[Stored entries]
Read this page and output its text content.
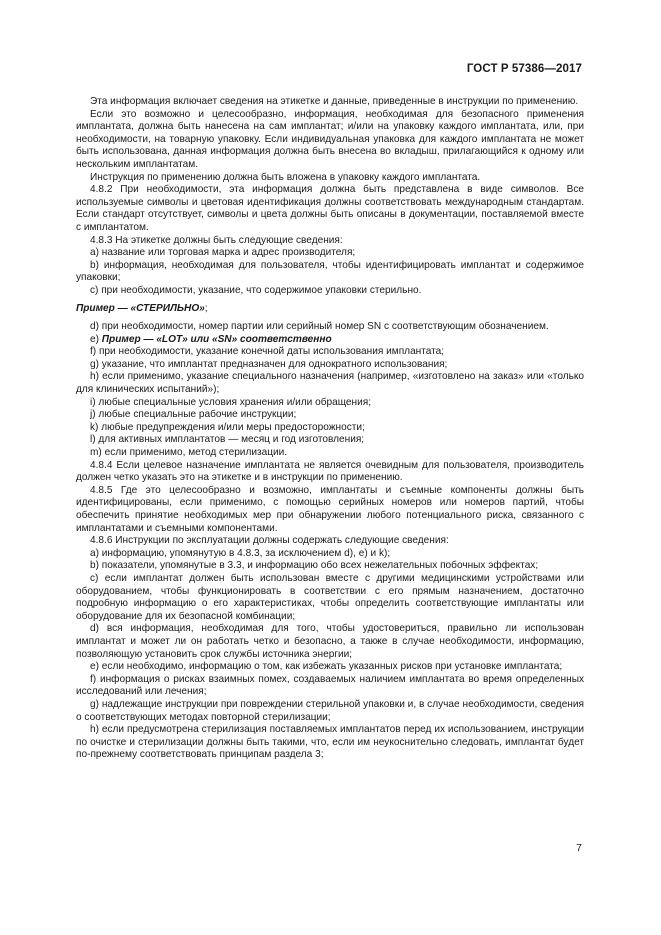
ГОСТ Р 57386—2017

Эта информация включает сведения на этикетке и данные, приведенные в инструкции по применению.

Если это возможно и целесообразно, информация, необходимая для безопасного применения имплантата, должна быть нанесена на сам имплантат; и/или на упаковку каждого имплантата, или, при необходимости, на товарную упаковку. Если индивидуальная упаковка для каждого имплантата не может быть использована, данная информация должна быть внесена во вкладыш, прилагающийся к одному или нескольким имплантатам.

Инструкция по применению должна быть вложена в упаковку каждого имплантата.

4.8.2 При необходимости, эта информация должна быть представлена в виде символов. Все используемые символы и цветовая идентификация должны соответствовать международным стандартам. Если стандарт отсутствует, символы и цвета должны быть описаны в документации, поставляемой вместе с имплантатом.

4.8.3 На этикетке должны быть следующие сведения:

a) название или торговая марка и адрес производителя;

b) информация, необходимая для пользователя, чтобы идентифицировать имплантат и содержимое упаковки;

c) при необходимости, указание, что содержимое упаковки стерильно.

Пример — «СТЕРИЛЬНО»;

d) при необходимости, номер партии или серийный номер SN с соответствующим обозначением.

e) Пример — «LOT» или «SN» соответственно

f) при необходимости, указание конечной даты использования имплантата;

g) указание, что имплантат предназначен для однократного использования;

h) если применимо, указание специального назначения (например, «изготовлено на заказ» или «только для клинических испытаний»);

i) любые специальные условия хранения и/или обращения;

j) любые специальные рабочие инструкции;

k) любые предупреждения и/или меры предосторожности;

l) для активных имплантатов — месяц и год изготовления;

m) если применимо, метод стерилизации.

4.8.4 Если целевое назначение имплантата не является очевидным для пользователя, производитель должен четко указать это на этикетке и в инструкции по применению.

4.8.5 Где это целесообразно и возможно, имплантаты и съемные компоненты должны быть идентифицированы, если применимо, с помощью серийных номеров или номеров партий, чтобы обеспечить принятие необходимых мер при обнаружении любого потенциального риска, связанного с имплантатами и съемными компонентами.

4.8.6 Инструкции по эксплуатации должны содержать следующие сведения:

a) информацию, упомянутую в 4.8.3, за исключением d), e) и k);

b) показатели, упомянутые в 3.3, и информацию обо всех нежелательных побочных эффектах;

c) если имплантат должен быть использован вместе с другими медицинскими устройствами или оборудованием, чтобы функционировать в соответствии с его прямым назначением, достаточно подробную информацию о его характеристиках, чтобы определить соответствующие имплантаты или оборудование для их безопасной комбинации;

d) вся информация, необходимая для того, чтобы удостовериться, правильно ли использован имплантат и может ли он работать четко и безопасно, а также в случае необходимости, информацию, позволяющую установить срок службы источника энергии;

e) если необходимо, информацию о том, как избежать указанных рисков при установке имплантата;

f) информация о рисках взаимных помех, создаваемых наличием имплантата во время определенных исследований или лечения;

g) надлежащие инструкции при повреждении стерильной упаковки и, в случае необходимости, сведения о соответствующих методах повторной стерилизации;

h) если предусмотрена стерилизация поставляемых имплантатов перед их использованием, инструкции по очистке и стерилизации должны быть такими, что, если им неукоснительно следовать, имплантат будет по-прежнему соответствовать принципам раздела 3;

7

[Instructions for the task]:
Give the data above again in full and unchanged, skipping the pictures.

[Solved exercise]:
Read this page and output its text content.
ГОСТ Р 57386—2017

Эта информация включает сведения на этикетке и данные, приведенные в инструкции по применению.

Если это возможно и целесообразно, информация, необходимая для безопасного применения имплантата, должна быть нанесена на сам имплантат; и/или на упаковку каждого имплантата, или, при необходимости, на товарную упаковку. Если индивидуальная упаковка для каждого имплантата не может быть использована, данная информация должна быть внесена во вкладыш, прилагающийся к одному или нескольким имплантатам.

Инструкция по применению должна быть вложена в упаковку каждого имплантата.

4.8.2 При необходимости, эта информация должна быть представлена в виде символов. Все используемые символы и цветовая идентификация должны соответствовать международным стандартам. Если стандарт отсутствует, символы и цвета должны быть описаны в документации, поставляемой вместе с имплантатом.

4.8.3 На этикетке должны быть следующие сведения:

a) название или торговая марка и адрес производителя;

b) информация, необходимая для пользователя, чтобы идентифицировать имплантат и содержимое упаковки;

c) при необходимости, указание, что содержимое упаковки стерильно.

Пример — «СТЕРИЛЬНО»;

d) при необходимости, номер партии или серийный номер SN с соответствующим обозначением.

e) Пример — «LOT» или «SN» соответственно

f) при необходимости, указание конечной даты использования имплантата;

g) указание, что имплантат предназначен для однократного использования;

h) если применимо, указание специального назначения (например, «изготовлено на заказ» или «только для клинических испытаний»);

i) любые специальные условия хранения и/или обращения;

j) любые специальные рабочие инструкции;

k) любые предупреждения и/или меры предосторожности;

l) для активных имплантатов — месяц и год изготовления;

m) если применимо, метод стерилизации.

4.8.4 Если целевое назначение имплантата не является очевидным для пользователя, производитель должен четко указать это на этикетке и в инструкции по применению.

4.8.5 Где это целесообразно и возможно, имплантаты и съемные компоненты должны быть идентифицированы, если применимо, с помощью серийных номеров или номеров партий, чтобы обеспечить принятие необходимых мер при обнаружении любого потенциального риска, связанного с имплантатами и съемными компонентами.

4.8.6 Инструкции по эксплуатации должны содержать следующие сведения:

a) информацию, упомянутую в 4.8.3, за исключением d), e) и k);

b) показатели, упомянутые в 3.3, и информацию обо всех нежелательных побочных эффектах;

c) если имплантат должен быть использован вместе с другими медицинскими устройствами или оборудованием, чтобы функционировать в соответствии с его прямым назначением, достаточно подробную информацию о его характеристиках, чтобы определить соответствующие имплантаты или оборудование для их безопасной комбинации;

d) вся информация, необходимая для того, чтобы удостовериться, правильно ли использован имплантат и может ли он работать четко и безопасно, а также в случае необходимости, информацию, позволяющую установить срок службы источника энергии;

e) если необходимо, информацию о том, как избежать указанных рисков при установке имплантата;

f) информация о рисках взаимных помех, создаваемых наличием имплантата во время определенных исследований или лечения;

g) надлежащие инструкции при повреждении стерильной упаковки и, в случае необходимости, сведения о соответствующих методах повторной стерилизации;

h) если предусмотрена стерилизация поставляемых имплантатов перед их использованием, инструкции по очистке и стерилизации должны быть такими, что, если им неукоснительно следовать, имплантат будет по-прежнему соответствовать принципам раздела 3;

7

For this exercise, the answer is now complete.